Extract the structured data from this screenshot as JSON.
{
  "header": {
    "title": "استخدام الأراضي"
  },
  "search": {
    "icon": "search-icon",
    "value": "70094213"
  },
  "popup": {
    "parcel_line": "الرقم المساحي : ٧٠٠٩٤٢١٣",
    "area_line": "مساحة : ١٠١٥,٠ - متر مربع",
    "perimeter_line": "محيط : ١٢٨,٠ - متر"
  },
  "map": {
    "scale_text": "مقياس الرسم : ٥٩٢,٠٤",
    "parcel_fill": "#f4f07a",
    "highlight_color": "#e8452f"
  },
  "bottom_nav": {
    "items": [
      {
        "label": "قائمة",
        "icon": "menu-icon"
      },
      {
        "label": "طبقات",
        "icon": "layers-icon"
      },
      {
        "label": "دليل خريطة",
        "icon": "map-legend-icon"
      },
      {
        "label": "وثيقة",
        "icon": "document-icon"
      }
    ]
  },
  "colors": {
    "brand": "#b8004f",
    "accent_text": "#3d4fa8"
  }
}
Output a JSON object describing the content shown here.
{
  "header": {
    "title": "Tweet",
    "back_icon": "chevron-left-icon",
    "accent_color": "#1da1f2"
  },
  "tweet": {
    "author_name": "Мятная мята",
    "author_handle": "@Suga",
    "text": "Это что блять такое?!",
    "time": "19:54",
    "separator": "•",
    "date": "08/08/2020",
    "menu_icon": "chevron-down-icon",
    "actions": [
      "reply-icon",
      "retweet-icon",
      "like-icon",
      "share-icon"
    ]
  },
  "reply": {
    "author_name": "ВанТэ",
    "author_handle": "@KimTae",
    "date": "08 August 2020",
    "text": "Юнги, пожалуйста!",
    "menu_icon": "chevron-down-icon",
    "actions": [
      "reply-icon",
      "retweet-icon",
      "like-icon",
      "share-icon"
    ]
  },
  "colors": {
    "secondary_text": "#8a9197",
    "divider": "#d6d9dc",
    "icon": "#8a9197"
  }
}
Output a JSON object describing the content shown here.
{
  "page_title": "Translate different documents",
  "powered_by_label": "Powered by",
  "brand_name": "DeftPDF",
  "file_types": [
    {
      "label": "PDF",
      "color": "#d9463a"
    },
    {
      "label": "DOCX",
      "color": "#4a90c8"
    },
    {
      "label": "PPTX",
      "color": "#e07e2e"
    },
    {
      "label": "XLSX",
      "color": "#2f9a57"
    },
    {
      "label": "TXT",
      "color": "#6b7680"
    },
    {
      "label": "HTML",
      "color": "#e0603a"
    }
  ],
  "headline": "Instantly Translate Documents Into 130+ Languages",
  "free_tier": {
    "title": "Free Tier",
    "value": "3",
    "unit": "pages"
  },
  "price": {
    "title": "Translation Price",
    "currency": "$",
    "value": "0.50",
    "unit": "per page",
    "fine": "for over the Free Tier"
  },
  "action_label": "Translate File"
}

--- --- ---

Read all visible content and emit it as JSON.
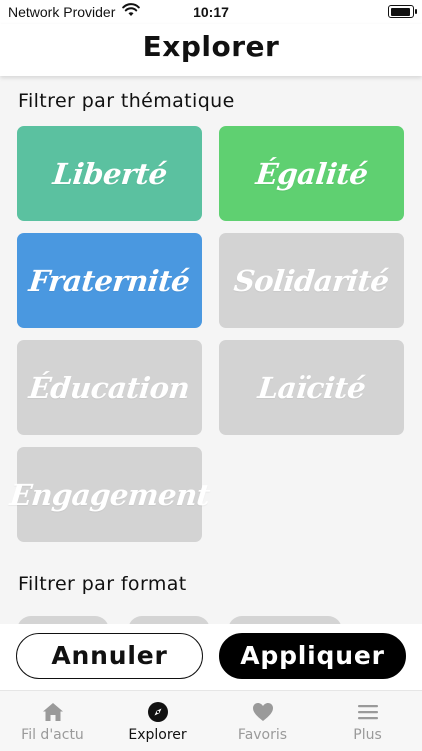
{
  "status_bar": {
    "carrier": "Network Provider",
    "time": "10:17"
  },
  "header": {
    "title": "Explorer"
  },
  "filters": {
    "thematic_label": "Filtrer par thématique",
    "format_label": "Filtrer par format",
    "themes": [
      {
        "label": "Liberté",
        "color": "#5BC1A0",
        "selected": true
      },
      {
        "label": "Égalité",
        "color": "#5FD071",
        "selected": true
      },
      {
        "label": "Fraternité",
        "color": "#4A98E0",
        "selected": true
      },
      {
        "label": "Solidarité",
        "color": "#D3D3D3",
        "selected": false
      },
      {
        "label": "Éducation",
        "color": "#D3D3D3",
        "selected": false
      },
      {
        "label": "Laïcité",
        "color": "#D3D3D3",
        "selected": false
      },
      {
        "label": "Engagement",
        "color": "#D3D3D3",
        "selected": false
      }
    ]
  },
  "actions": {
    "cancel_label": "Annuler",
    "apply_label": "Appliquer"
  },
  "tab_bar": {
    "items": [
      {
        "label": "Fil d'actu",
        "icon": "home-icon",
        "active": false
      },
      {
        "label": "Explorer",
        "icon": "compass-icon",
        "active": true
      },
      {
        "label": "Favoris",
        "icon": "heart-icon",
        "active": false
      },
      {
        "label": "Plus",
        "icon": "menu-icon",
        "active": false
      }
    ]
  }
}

--- --- ---

▶ Problem to solve
Reply with one number only: the count of lines in the entries that contain "JSON".

▶ Response to the exercise
4